Find the lines below that contain the string "voice". Copy each one.

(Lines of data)
_ _ _ _

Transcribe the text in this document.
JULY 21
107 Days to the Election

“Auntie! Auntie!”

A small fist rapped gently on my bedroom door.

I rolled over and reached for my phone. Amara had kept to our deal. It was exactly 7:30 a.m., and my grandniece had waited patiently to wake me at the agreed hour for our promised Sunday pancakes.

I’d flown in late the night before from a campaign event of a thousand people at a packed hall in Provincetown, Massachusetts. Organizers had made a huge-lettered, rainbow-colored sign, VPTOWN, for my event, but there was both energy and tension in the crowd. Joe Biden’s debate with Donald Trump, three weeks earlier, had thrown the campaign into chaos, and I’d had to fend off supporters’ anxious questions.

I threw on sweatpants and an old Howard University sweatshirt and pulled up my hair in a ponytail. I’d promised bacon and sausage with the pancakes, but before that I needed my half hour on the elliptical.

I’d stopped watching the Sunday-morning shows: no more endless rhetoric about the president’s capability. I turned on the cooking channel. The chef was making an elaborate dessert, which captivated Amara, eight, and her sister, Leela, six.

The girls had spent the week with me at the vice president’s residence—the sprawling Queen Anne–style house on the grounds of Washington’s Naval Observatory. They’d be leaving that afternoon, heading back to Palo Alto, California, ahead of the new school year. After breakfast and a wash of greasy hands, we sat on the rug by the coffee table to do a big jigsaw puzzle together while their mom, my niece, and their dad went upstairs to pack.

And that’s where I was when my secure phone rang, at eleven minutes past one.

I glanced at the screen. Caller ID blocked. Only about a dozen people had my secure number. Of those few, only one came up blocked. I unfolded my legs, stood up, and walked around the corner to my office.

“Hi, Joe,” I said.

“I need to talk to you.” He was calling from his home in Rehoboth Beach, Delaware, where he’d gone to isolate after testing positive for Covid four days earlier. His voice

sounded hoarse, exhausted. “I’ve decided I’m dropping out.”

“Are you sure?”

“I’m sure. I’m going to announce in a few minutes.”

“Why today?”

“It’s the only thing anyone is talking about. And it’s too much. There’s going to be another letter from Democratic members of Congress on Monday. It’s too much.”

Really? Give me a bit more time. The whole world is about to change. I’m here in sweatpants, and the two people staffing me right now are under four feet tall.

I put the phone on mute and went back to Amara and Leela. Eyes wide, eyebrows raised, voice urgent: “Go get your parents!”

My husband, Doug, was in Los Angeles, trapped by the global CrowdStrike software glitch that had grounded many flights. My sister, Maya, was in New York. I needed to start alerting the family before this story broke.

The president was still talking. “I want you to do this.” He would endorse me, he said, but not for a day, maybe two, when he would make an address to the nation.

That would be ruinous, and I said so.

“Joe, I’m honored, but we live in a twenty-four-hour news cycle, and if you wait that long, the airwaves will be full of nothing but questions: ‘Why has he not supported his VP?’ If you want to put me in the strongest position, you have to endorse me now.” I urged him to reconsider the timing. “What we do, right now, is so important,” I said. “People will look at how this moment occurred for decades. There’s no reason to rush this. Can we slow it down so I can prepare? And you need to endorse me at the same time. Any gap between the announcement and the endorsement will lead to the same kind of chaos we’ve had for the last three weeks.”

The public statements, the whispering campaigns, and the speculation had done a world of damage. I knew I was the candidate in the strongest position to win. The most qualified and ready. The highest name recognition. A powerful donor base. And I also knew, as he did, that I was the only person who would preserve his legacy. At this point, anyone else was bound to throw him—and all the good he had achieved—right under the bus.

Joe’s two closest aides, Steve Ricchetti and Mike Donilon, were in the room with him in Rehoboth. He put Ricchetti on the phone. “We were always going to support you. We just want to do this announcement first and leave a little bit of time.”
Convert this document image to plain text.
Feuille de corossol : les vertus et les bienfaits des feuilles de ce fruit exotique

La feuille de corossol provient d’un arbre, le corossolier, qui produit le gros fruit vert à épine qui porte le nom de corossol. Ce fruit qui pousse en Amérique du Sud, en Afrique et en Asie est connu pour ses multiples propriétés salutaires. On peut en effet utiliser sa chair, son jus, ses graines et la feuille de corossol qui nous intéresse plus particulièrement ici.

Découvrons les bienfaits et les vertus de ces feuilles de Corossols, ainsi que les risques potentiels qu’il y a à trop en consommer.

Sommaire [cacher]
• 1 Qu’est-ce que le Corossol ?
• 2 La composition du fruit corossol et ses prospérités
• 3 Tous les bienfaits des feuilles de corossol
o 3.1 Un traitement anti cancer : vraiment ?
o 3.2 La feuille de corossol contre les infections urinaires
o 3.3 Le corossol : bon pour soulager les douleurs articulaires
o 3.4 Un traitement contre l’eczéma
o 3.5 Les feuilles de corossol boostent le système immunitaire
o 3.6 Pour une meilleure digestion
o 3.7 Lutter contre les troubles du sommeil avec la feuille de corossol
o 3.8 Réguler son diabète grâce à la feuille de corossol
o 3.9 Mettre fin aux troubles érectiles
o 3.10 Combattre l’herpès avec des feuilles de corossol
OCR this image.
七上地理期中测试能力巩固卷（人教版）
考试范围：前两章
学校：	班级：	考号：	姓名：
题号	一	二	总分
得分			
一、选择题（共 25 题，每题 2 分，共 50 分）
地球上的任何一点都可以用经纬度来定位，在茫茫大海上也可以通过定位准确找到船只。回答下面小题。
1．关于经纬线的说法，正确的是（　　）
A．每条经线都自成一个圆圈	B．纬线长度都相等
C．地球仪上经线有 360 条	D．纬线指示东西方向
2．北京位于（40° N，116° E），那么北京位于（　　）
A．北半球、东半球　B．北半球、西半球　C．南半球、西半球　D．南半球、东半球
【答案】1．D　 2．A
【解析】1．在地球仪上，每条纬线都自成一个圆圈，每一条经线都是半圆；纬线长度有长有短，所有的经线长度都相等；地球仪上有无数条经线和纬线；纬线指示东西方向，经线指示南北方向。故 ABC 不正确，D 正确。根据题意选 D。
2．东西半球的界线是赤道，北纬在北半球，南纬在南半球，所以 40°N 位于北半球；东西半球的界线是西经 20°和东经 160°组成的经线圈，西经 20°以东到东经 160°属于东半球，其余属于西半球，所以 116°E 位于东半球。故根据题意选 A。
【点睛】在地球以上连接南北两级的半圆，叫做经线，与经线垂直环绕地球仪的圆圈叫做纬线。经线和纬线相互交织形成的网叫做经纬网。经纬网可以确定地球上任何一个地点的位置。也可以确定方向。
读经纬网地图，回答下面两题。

_ _ _ _

» Exercise solution
“I need to talk to you.” He was calling from his home in Rehoboth Beach, Delaware, where he’d gone to isolate after testing positive for Covid four days earlier. His voice
I put the phone on mute and went back to Amara and Leela. Eyes wide, eyebrows raised, voice urgent: “Go get your parents!”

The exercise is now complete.